→ **Data excerpts**
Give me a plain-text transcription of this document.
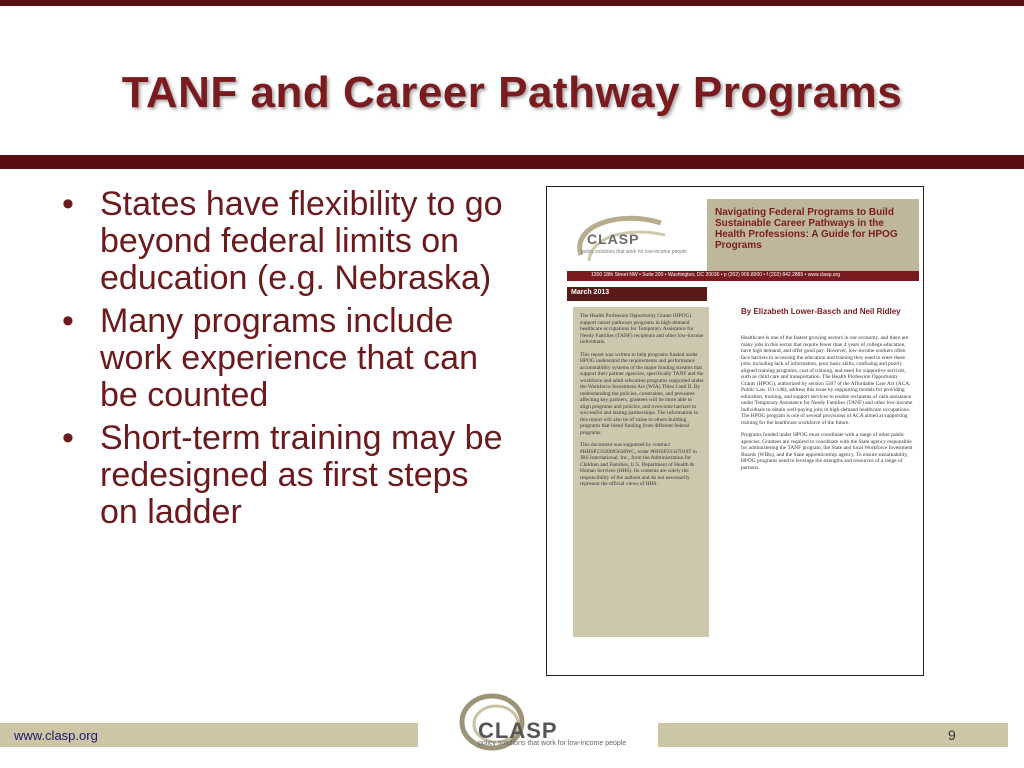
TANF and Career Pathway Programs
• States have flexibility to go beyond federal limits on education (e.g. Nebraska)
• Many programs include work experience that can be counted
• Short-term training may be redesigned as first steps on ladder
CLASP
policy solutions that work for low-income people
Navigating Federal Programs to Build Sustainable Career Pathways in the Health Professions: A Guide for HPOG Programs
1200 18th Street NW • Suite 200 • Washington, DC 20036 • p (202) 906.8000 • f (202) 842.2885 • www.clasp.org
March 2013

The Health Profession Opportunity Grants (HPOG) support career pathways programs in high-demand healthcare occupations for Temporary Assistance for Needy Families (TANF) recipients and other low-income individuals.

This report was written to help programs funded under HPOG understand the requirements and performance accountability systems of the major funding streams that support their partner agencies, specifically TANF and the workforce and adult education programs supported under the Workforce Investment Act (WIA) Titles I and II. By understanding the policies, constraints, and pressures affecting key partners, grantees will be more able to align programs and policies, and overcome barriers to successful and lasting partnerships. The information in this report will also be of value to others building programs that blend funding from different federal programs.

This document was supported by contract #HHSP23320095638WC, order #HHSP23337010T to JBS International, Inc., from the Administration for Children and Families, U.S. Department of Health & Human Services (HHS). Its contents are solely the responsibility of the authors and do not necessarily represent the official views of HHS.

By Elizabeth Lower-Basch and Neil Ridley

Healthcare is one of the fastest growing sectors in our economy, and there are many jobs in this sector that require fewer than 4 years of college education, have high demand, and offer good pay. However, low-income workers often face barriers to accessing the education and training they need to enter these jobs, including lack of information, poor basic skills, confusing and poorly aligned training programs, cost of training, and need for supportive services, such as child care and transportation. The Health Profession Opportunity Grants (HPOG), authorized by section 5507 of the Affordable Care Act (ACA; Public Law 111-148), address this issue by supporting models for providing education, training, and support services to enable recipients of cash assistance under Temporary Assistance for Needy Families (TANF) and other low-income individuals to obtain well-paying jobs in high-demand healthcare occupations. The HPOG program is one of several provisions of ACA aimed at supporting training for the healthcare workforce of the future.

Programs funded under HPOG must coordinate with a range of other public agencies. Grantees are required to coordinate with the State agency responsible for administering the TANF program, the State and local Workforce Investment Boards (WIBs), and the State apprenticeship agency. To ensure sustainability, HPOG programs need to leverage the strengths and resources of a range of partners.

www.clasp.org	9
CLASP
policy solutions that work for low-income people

* * *

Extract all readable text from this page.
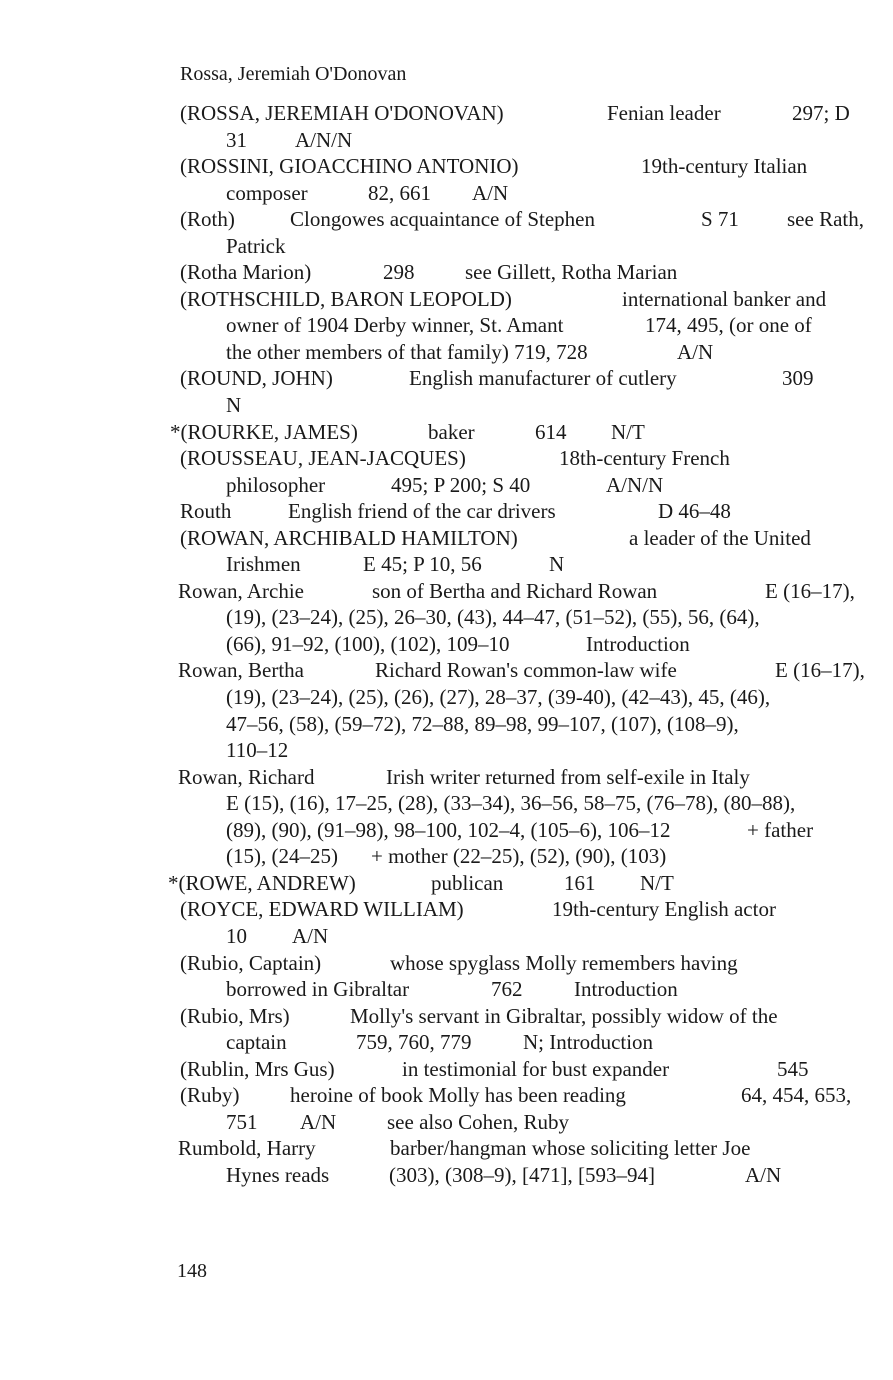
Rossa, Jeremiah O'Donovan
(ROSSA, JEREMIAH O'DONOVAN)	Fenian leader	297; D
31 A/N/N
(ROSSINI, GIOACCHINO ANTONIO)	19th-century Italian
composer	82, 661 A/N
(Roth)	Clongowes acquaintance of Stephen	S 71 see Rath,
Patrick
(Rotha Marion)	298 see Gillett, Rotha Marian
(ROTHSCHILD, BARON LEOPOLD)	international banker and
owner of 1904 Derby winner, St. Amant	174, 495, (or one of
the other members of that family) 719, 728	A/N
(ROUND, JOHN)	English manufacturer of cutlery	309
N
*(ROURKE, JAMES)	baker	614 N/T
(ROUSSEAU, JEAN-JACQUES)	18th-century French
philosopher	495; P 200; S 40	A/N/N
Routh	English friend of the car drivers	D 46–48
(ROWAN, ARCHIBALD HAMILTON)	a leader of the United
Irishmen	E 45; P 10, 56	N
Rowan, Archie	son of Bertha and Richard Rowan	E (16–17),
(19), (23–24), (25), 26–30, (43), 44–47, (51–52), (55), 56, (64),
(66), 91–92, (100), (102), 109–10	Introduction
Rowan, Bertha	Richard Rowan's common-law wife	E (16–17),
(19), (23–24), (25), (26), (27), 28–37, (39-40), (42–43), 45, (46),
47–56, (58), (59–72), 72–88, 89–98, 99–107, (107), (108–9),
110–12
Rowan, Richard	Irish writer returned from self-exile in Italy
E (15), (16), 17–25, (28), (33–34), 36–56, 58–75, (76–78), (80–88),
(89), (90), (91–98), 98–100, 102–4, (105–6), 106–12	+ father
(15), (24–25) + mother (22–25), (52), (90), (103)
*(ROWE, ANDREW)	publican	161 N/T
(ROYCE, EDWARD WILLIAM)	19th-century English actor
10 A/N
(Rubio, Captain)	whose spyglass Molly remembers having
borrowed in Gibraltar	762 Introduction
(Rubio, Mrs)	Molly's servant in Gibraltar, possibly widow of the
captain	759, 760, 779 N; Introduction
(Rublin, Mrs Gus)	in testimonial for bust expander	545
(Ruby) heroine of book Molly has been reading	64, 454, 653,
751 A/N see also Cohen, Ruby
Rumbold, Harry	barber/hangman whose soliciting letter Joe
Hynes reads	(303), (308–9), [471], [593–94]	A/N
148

→ **Work to complete**
Write out every line of the entries that holds the word "Assistance".

→ **Solution for this task**
The Health Profession Opportunity Grants (HPOG) support career pathways programs in high-demand healthcare occupations for Temporary Assistance for Needy Families (TANF) recipients and other low-income individuals.
Healthcare is one of the fastest growing sectors in our economy, and there are many jobs in this sector that require fewer than 4 years of college education, have high demand, and offer good pay. However, low-income workers often face barriers to accessing the education and training they need to enter these jobs, including lack of information, poor basic skills, confusing and poorly aligned training programs, cost of training, and need for supportive services, such as child care and transportation. The Health Profession Opportunity Grants (HPOG), authorized by section 5507 of the Affordable Care Act (ACA; Public Law 111-148), address this issue by supporting models for providing education, training, and support services to enable recipients of cash assistance under Temporary Assistance for Needy Families (TANF) and other low-income individuals to obtain well-paying jobs in high-demand healthcare occupations. The HPOG program is one of several provisions of ACA aimed at supporting training for the healthcare workforce of the future.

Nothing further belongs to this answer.